## begin Data extract

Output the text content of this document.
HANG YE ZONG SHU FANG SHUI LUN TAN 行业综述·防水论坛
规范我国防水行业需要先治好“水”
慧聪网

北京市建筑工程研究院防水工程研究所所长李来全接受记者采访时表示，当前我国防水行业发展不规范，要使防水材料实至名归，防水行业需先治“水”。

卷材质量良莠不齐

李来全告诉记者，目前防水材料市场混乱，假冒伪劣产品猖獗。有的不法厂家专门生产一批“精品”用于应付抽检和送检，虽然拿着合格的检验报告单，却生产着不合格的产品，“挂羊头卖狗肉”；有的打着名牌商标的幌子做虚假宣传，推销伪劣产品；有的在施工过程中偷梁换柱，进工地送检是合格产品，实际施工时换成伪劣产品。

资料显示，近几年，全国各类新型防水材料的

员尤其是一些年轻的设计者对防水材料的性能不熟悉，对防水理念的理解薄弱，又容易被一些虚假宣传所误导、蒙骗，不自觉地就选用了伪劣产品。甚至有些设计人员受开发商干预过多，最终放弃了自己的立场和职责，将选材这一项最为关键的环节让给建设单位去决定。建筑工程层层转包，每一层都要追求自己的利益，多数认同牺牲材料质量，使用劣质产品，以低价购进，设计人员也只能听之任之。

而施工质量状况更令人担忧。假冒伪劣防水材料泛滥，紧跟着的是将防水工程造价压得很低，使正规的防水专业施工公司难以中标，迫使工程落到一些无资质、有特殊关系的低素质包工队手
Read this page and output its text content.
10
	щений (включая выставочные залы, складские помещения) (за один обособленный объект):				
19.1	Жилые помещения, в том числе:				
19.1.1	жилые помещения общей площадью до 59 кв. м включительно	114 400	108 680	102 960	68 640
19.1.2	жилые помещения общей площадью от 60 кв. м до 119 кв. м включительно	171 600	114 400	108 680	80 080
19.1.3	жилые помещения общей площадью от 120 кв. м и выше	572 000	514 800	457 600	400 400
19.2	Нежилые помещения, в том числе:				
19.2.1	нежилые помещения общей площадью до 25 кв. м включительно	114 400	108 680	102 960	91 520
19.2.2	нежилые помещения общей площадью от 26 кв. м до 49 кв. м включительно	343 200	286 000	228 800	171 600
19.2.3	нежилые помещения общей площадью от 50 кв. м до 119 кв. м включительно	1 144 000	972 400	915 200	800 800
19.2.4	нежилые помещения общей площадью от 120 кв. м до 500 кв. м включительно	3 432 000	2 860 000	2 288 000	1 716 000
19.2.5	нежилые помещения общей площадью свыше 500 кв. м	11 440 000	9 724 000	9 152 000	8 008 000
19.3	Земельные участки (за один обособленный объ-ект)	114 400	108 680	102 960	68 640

## end Data extract

Short exercise:
Take the entries above and transcribe them exactly.

Output below:
Output the text content of this document.
HANG YE ZONG SHU FANG SHUI LUN TAN 行业综述·防水论坛
规范我国防水行业需要先治好“水”
慧聪网

北京市建筑工程研究院防水工程研究所所长李来全接受记者采访时表示，当前我国防水行业发展不规范，要使防水材料实至名归，防水行业需先治“水”。

卷材质量良莠不齐

李来全告诉记者，目前防水材料市场混乱，假冒伪劣产品猖獗。有的不法厂家专门生产一批“精品”用于应付抽检和送检，虽然拿着合格的检验报告单，却生产着不合格的产品，“挂羊头卖狗肉”；有的打着名牌商标的幌子做虚假宣传，推销伪劣产品；有的在施工过程中偷梁换柱，进工地送检是合格产品，实际施工时换成伪劣产品。

资料显示，近几年，全国各类新型防水材料的

员尤其是一些年轻的设计者对防水材料的性能不熟悉，对防水理念的理解薄弱，又容易被一些虚假宣传所误导、蒙骗，不自觉地就选用了伪劣产品。甚至有些设计人员受开发商干预过多，最终放弃了自己的立场和职责，将选材这一项最为关键的环节让给建设单位去决定。建筑工程层层转包，每一层都要追求自己的利益，多数认同牺牲材料质量，使用劣质产品，以低价购进，设计人员也只能听之任之。

而施工质量状况更令人担忧。假冒伪劣防水材料泛滥，紧跟着的是将防水工程造价压得很低，使正规的防水专业施工公司难以中标，迫使工程落到一些无资质、有特殊关系的低素质包工队手
Read this page and output its text content.
10
	щений (включая выставочные залы, складские помещения) (за один обособленный объект):				
19.1	Жилые помещения, в том числе:				
19.1.1	жилые помещения общей площадью до 59 кв. м включительно	114 400	108 680	102 960	68 640
19.1.2	жилые помещения общей площадью от 60 кв. м до 119 кв. м включительно	171 600	114 400	108 680	80 080
19.1.3	жилые помещения общей площадью от 120 кв. м и выше	572 000	514 800	457 600	400 400
19.2	Нежилые помещения, в том числе:				
19.2.1	нежилые помещения общей площадью до 25 кв. м включительно	114 400	108 680	102 960	91 520
19.2.2	нежилые помещения общей площадью от 26 кв. м до 49 кв. м включительно	343 200	286 000	228 800	171 600
19.2.3	нежилые помещения общей площадью от 50 кв. м до 119 кв. м включительно	1 144 000	972 400	915 200	800 800
19.2.4	нежилые помещения общей площадью от 120 кв. м до 500 кв. м включительно	3 432 000	2 860 000	2 288 000	1 716 000
19.2.5	нежилые помещения общей площадью свыше 500 кв. м	11 440 000	9 724 000	9 152 000	8 008 000
19.3	Земельные участки (за один обособленный объ-ект)	114 400	108 680	102 960	68 640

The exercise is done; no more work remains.